Saved entries:
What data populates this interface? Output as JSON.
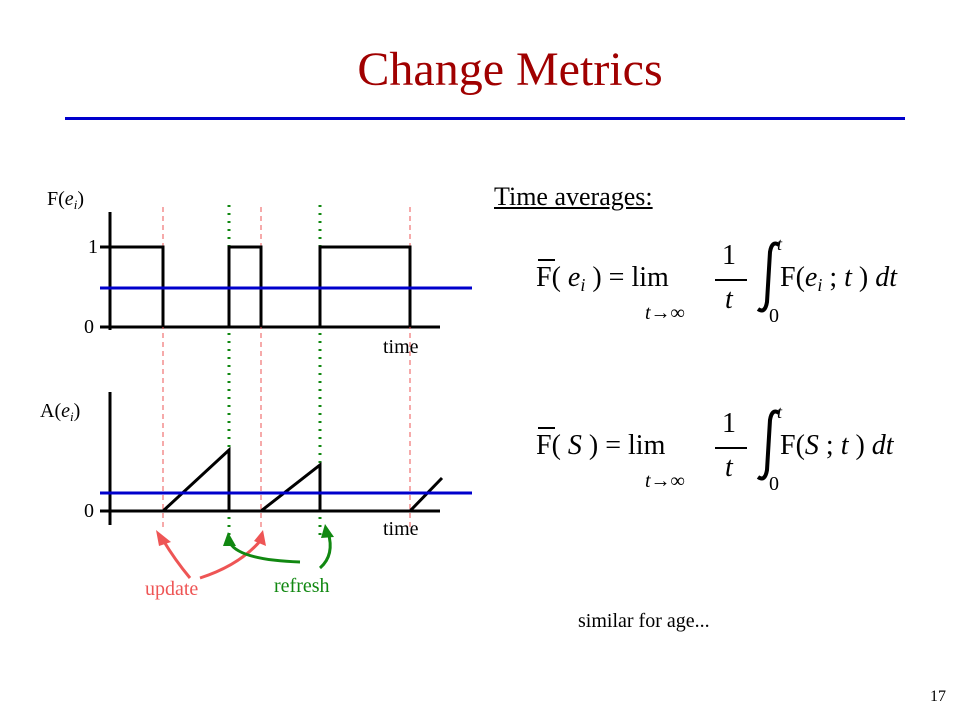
{
  "title": "Change Metrics",
  "graph": {
    "top_label_fn": "F(",
    "top_label_var": "e",
    "top_label_sub": "i",
    "top_label_close": ")",
    "tick_1": "1",
    "tick_0_top": "0",
    "time_top": "time",
    "bottom_label_fn": "A(",
    "bottom_label_var": "e",
    "bottom_label_sub": "i",
    "bottom_label_close": ")",
    "tick_0_bottom": "0",
    "time_bottom": "time",
    "update_label": "update",
    "refresh_label": "refresh"
  },
  "colors": {
    "title": "#a00000",
    "rule": "#0000cc",
    "avg_line": "#0000cc",
    "update": "#ee5555",
    "refresh": "#118811"
  },
  "averages": {
    "heading": "Time averages:",
    "eq1": {
      "lhs_fn": "F(",
      "lhs_var": "e",
      "lhs_sub": "i",
      "lhs_close": ") = lim",
      "limit": "t→∞",
      "frac_num": "1",
      "frac_den": "t",
      "upper": "t",
      "lower": "0",
      "integrand_fn": "F(",
      "integrand_var": "e",
      "integrand_sub": "i",
      "integrand_rest": " ; ",
      "integrand_t": "t",
      "integrand_close": " ) ",
      "dt": "dt"
    },
    "eq2": {
      "lhs_fn": "F(",
      "lhs_var": "S",
      "lhs_close": " ) = lim",
      "limit": "t→∞",
      "frac_num": "1",
      "frac_den": "t",
      "upper": "t",
      "lower": "0",
      "integrand_fn": "F(",
      "integrand_var": "S",
      "integrand_rest": " ; ",
      "integrand_t": "t",
      "integrand_close": " ) ",
      "dt": "dt"
    },
    "note": "similar for age..."
  },
  "page_number": "17"
}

- [Work instructions]: Pictures appear in the records above. Output everything except them, exactly.

- [Correct result]:
What data populates this interface? Output as JSON.
{
  "title": "Change Metrics",
  "graph": {
    "top_label_fn": "F(",
    "top_label_var": "e",
    "top_label_sub": "i",
    "top_label_close": ")",
    "tick_1": "1",
    "tick_0_top": "0",
    "time_top": "time",
    "bottom_label_fn": "A(",
    "bottom_label_var": "e",
    "bottom_label_sub": "i",
    "bottom_label_close": ")",
    "tick_0_bottom": "0",
    "time_bottom": "time",
    "update_label": "update",
    "refresh_label": "refresh"
  },
  "colors": {
    "title": "#a00000",
    "rule": "#0000cc",
    "avg_line": "#0000cc",
    "update": "#ee5555",
    "refresh": "#118811"
  },
  "averages": {
    "heading": "Time averages:",
    "eq1": {
      "lhs_fn": "F(",
      "lhs_var": "e",
      "lhs_sub": "i",
      "lhs_close": ") = lim",
      "limit": "t→∞",
      "frac_num": "1",
      "frac_den": "t",
      "upper": "t",
      "lower": "0",
      "integrand_fn": "F(",
      "integrand_var": "e",
      "integrand_sub": "i",
      "integrand_rest": " ; ",
      "integrand_t": "t",
      "integrand_close": " ) ",
      "dt": "dt"
    },
    "eq2": {
      "lhs_fn": "F(",
      "lhs_var": "S",
      "lhs_close": " ) = lim",
      "limit": "t→∞",
      "frac_num": "1",
      "frac_den": "t",
      "upper": "t",
      "lower": "0",
      "integrand_fn": "F(",
      "integrand_var": "S",
      "integrand_rest": " ; ",
      "integrand_t": "t",
      "integrand_close": " ) ",
      "dt": "dt"
    },
    "note": "similar for age..."
  },
  "page_number": "17"
}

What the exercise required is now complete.